* _Problem_:
Take every line from the material that has the word "drama" in it.

***** Extracted material *****

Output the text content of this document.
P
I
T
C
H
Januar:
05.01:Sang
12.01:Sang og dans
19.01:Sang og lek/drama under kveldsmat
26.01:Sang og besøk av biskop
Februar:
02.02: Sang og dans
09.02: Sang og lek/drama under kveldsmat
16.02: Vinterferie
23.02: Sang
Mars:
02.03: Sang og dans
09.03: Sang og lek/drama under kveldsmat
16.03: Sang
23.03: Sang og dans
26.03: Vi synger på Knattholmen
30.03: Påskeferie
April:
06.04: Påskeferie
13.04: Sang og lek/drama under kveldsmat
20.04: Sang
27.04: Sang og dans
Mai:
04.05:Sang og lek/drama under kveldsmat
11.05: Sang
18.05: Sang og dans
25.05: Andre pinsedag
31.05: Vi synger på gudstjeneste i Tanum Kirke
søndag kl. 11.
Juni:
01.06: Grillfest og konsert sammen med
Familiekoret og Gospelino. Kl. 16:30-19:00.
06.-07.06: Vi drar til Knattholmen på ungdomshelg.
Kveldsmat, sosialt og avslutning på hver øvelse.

*****

* _Finished exercise_:
19.01:Sang og lek/drama under kveldsmat
09.02: Sang og lek/drama under kveldsmat
09.03: Sang og lek/drama under kveldsmat
13.04: Sang og lek/drama under kveldsmat
04.05:Sang og lek/drama under kveldsmat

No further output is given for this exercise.